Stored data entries
↓↓↓
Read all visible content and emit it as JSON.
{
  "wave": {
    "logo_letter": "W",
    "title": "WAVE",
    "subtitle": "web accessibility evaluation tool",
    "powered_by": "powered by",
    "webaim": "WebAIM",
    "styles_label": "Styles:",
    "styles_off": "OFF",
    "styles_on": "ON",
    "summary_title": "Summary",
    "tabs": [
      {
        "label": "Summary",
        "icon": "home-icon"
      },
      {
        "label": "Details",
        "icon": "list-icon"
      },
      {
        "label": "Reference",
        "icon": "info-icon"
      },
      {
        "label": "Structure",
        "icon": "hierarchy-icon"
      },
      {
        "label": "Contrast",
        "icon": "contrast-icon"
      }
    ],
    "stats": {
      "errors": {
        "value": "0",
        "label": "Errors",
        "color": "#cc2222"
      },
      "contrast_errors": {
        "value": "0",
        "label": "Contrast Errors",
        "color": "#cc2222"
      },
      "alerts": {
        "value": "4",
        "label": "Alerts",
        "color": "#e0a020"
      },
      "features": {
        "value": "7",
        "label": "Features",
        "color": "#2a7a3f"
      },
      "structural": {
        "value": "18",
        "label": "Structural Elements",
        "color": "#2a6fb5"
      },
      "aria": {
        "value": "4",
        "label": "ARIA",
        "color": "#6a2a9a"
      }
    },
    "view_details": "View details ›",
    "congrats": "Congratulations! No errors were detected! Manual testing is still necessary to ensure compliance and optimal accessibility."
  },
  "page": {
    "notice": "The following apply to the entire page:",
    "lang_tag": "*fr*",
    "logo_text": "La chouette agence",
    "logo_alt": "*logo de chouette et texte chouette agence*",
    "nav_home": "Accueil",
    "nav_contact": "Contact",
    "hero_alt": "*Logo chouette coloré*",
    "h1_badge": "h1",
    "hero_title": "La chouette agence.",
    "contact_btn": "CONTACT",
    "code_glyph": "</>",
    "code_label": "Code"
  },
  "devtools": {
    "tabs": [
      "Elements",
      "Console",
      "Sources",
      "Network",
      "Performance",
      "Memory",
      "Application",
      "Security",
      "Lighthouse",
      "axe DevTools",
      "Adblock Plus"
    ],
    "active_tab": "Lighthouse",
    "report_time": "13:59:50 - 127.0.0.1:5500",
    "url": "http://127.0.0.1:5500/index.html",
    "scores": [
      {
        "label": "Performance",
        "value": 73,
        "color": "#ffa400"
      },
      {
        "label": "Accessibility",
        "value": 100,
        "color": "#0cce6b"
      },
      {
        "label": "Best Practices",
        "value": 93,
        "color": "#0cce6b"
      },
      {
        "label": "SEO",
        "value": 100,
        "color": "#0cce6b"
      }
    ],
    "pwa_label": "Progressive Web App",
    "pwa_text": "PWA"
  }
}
↑↑↑
- _Exercise goal_
Pull every line containing "Elements" from the data.

- _Task result_
        "label": "Structural Elements",
      "Elements",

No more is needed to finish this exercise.